» WHAT THE TASK ASKS
Using the records provided below, locate and copy each line that contains the word "Ctrl".

» INPUT MATERIAL
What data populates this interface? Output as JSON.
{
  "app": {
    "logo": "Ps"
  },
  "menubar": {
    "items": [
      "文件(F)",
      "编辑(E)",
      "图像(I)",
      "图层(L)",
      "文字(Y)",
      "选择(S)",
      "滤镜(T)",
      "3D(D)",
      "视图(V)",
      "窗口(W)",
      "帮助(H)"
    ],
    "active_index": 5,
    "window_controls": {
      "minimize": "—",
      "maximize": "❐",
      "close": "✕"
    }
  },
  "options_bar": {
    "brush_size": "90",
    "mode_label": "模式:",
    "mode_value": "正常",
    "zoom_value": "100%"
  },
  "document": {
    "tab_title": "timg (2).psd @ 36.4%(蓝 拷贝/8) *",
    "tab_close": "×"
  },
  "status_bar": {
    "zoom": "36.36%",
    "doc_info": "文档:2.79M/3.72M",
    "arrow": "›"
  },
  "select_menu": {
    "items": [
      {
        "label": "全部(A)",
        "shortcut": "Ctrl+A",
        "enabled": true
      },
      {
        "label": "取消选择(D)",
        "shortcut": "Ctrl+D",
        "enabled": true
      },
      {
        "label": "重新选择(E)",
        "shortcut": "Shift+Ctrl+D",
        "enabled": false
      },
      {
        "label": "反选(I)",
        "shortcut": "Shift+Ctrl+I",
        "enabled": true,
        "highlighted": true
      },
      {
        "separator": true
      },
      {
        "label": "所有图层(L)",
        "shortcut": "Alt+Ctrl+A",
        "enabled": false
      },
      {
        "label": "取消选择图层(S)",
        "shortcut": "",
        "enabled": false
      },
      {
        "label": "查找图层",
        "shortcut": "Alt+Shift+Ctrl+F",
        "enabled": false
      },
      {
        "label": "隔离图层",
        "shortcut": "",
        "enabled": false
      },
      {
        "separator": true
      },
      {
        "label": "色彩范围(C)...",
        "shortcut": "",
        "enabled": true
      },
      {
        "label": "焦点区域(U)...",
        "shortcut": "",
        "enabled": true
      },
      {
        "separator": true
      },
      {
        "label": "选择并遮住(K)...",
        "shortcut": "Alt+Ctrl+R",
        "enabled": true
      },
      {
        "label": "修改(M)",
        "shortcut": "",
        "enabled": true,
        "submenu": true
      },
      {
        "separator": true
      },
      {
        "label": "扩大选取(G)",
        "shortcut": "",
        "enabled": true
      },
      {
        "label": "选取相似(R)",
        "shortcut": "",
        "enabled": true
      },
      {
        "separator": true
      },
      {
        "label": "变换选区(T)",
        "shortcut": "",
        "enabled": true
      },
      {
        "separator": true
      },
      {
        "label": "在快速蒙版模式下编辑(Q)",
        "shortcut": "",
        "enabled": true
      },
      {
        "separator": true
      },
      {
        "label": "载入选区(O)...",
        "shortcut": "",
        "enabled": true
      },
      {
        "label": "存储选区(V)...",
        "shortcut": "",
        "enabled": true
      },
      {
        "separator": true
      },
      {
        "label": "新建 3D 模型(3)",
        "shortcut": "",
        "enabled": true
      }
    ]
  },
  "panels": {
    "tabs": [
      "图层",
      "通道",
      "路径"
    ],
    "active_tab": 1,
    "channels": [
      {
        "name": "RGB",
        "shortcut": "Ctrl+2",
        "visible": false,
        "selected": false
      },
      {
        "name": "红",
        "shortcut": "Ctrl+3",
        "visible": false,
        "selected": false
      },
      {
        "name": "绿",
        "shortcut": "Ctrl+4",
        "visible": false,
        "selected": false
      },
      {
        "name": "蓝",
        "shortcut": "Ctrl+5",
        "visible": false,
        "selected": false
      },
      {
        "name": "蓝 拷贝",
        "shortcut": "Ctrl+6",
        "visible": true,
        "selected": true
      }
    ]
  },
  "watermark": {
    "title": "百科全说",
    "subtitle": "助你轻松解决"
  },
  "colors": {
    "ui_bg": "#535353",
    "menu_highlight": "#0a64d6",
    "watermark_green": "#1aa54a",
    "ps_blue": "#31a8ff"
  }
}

» FINAL RESULT
        "shortcut": "Ctrl+A",
        "shortcut": "Ctrl+D",
        "shortcut": "Shift+Ctrl+D",
        "shortcut": "Shift+Ctrl+I",
        "shortcut": "Alt+Ctrl+A",
        "shortcut": "Alt+Shift+Ctrl+F",
        "shortcut": "Alt+Ctrl+R",
        "shortcut": "Ctrl+2",
        "shortcut": "Ctrl+3",
        "shortcut": "Ctrl+4",
        "shortcut": "Ctrl+5",
        "shortcut": "Ctrl+6",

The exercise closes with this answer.